_Problem to solve_
In the material below, count the lines with the word "face" and state that number only.

Records from a collection of figures

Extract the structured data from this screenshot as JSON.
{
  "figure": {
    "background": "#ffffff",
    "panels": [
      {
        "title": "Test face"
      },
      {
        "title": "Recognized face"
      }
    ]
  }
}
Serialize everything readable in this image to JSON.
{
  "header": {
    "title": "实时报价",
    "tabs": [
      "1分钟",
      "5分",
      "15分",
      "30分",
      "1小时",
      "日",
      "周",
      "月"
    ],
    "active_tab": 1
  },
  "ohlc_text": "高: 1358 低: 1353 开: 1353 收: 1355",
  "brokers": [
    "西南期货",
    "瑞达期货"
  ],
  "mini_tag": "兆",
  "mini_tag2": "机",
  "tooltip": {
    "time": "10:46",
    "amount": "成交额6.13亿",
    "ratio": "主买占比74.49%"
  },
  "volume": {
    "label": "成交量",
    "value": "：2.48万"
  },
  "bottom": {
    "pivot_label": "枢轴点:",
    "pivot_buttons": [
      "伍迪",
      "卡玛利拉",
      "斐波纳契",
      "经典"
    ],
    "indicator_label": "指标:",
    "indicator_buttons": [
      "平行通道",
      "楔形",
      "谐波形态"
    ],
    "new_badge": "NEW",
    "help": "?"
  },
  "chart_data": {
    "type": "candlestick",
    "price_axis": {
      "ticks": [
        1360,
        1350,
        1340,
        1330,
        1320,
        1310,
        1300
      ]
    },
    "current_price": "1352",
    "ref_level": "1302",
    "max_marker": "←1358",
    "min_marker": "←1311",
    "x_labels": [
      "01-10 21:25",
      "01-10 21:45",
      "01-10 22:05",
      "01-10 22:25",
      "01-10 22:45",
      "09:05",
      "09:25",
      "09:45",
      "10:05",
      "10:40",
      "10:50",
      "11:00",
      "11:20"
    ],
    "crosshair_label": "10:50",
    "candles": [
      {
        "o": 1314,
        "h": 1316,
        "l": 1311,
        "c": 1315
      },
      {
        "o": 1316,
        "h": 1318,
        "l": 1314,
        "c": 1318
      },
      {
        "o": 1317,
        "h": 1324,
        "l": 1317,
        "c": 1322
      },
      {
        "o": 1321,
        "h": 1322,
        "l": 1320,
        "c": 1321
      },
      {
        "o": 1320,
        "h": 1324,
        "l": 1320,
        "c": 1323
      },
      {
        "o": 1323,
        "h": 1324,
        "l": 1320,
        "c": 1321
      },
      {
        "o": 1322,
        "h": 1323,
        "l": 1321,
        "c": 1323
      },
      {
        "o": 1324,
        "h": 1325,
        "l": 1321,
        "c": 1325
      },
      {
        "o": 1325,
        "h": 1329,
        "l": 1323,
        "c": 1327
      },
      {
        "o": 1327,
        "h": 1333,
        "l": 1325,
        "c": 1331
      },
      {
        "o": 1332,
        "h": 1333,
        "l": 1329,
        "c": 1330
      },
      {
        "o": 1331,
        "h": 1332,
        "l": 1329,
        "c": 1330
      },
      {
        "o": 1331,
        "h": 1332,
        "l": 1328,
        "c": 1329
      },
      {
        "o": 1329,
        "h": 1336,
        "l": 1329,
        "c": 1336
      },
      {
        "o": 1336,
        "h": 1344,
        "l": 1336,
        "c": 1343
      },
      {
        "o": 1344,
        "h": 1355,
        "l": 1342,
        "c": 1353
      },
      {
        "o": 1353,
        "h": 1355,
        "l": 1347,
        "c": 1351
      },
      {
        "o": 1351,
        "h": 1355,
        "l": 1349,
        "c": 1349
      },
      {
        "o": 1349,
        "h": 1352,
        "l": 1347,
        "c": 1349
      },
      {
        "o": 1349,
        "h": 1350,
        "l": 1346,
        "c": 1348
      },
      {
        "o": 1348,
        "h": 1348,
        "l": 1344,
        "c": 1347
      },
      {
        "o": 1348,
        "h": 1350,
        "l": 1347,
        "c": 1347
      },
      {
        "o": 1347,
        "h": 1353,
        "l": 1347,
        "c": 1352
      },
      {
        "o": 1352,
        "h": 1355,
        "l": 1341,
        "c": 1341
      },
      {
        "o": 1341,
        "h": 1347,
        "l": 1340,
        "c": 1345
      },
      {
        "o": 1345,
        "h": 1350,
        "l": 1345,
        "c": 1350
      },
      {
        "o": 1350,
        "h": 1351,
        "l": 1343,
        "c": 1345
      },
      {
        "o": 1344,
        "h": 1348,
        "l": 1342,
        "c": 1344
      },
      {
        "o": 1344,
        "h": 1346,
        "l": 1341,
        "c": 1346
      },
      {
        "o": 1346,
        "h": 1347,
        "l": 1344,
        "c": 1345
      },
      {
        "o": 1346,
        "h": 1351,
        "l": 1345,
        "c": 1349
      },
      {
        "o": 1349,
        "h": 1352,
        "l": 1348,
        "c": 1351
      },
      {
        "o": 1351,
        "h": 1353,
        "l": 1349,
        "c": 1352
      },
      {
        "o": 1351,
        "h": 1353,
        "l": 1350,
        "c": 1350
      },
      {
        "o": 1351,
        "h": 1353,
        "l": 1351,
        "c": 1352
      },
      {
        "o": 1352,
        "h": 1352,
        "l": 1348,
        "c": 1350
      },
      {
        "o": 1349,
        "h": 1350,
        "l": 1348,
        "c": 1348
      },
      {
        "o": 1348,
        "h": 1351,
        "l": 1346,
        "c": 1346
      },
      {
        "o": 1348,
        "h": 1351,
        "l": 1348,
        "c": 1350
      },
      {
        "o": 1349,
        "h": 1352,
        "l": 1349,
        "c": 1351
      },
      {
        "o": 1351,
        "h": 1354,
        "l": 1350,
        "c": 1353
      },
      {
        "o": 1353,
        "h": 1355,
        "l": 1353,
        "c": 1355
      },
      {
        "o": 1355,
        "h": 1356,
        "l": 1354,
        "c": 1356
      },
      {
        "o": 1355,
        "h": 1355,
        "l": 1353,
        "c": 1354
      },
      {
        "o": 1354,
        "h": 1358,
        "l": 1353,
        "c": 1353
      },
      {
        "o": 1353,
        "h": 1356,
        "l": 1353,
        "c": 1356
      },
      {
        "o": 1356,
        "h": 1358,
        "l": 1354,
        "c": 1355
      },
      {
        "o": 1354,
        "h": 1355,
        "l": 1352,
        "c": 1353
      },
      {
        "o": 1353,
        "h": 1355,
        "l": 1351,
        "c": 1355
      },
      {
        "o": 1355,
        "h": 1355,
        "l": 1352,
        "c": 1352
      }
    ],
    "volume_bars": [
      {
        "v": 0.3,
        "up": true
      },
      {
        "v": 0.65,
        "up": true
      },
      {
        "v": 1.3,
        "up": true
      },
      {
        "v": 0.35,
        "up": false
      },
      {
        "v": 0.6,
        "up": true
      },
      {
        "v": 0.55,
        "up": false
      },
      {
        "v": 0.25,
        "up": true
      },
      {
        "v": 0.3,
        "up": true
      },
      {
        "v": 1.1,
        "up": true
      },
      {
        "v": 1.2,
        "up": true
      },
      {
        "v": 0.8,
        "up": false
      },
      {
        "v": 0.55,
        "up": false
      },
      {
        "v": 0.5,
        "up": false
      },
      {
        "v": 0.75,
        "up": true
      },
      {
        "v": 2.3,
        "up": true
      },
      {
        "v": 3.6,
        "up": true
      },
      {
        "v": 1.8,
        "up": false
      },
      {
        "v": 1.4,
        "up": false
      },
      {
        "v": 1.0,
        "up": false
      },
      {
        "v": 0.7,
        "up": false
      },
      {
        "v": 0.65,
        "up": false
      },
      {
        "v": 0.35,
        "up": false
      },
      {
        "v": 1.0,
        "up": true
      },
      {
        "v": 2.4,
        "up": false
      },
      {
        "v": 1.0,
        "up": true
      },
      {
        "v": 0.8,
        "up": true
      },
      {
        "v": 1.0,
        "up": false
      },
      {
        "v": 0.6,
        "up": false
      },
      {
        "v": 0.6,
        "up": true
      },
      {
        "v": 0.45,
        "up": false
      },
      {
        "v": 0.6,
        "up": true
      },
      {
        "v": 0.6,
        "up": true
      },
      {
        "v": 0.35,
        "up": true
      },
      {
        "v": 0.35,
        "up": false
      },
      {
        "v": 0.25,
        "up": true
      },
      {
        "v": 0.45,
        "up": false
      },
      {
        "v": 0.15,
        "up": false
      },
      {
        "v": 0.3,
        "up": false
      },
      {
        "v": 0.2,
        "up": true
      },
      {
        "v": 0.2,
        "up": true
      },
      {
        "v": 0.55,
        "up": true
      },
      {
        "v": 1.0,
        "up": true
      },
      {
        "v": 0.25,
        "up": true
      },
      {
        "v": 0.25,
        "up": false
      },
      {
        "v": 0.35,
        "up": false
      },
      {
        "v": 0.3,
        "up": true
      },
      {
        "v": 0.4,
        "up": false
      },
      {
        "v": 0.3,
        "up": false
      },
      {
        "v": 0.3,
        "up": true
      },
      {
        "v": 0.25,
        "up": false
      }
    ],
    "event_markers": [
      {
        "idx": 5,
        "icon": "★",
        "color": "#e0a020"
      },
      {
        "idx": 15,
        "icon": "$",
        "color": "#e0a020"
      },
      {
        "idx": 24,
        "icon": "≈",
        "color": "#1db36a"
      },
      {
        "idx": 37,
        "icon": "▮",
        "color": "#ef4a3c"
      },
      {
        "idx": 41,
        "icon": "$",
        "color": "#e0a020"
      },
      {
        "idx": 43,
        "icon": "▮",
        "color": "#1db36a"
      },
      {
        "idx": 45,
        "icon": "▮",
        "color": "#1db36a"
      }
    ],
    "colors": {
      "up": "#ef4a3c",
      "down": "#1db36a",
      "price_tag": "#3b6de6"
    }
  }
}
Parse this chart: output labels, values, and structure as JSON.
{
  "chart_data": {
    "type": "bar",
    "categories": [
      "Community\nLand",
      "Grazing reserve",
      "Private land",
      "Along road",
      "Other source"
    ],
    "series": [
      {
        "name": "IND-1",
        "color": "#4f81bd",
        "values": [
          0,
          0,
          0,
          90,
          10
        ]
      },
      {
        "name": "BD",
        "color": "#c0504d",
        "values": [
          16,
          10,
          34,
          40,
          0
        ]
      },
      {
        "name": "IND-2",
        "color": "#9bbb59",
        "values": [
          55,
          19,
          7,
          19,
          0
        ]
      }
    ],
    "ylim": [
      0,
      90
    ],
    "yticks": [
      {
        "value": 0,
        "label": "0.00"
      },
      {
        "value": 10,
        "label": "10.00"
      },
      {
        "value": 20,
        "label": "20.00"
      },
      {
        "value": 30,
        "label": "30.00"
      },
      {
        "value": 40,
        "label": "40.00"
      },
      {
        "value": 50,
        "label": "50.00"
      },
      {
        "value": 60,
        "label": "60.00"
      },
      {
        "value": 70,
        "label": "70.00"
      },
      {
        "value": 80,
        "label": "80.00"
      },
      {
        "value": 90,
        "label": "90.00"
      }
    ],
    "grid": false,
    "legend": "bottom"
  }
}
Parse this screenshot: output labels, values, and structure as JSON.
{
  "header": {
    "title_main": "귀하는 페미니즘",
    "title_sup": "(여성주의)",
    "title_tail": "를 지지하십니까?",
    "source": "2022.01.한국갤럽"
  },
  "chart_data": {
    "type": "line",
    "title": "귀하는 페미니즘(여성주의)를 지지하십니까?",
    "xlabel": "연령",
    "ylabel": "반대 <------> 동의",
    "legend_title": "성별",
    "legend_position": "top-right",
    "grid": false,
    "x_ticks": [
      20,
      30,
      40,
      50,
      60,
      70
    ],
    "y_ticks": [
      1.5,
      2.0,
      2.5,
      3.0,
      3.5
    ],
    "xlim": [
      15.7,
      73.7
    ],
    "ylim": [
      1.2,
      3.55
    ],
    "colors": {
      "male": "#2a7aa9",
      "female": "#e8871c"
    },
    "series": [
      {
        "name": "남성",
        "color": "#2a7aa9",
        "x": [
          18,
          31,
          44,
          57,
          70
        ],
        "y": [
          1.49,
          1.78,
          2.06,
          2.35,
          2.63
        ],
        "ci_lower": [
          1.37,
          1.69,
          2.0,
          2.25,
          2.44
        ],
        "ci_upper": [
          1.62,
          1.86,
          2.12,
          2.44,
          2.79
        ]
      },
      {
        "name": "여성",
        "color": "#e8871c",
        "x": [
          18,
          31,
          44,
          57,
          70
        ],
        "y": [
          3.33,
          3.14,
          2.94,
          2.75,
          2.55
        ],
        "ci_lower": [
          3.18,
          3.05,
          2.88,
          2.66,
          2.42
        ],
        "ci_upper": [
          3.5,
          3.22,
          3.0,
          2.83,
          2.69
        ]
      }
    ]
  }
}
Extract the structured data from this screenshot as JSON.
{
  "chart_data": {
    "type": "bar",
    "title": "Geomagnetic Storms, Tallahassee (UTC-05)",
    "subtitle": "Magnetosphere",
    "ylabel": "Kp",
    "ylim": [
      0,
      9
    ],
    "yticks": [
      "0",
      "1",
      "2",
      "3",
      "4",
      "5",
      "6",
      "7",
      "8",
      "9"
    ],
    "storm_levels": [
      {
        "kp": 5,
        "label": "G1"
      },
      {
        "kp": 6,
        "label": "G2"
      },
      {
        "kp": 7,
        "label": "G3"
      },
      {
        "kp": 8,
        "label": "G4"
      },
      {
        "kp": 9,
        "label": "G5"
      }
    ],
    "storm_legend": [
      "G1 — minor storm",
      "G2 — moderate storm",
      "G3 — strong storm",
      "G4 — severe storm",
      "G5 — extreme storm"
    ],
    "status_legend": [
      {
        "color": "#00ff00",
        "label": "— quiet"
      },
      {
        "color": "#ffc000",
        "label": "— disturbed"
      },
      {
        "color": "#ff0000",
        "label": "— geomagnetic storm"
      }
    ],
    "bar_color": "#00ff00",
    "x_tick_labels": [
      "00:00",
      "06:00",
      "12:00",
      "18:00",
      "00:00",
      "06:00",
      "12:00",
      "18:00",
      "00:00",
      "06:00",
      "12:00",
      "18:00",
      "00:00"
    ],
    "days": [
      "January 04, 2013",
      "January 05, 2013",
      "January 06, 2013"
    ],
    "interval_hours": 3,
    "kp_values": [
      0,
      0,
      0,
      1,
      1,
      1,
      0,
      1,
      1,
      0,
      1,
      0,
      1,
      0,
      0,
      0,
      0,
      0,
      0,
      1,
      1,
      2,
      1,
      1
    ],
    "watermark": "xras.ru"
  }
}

_Completed exercise_
2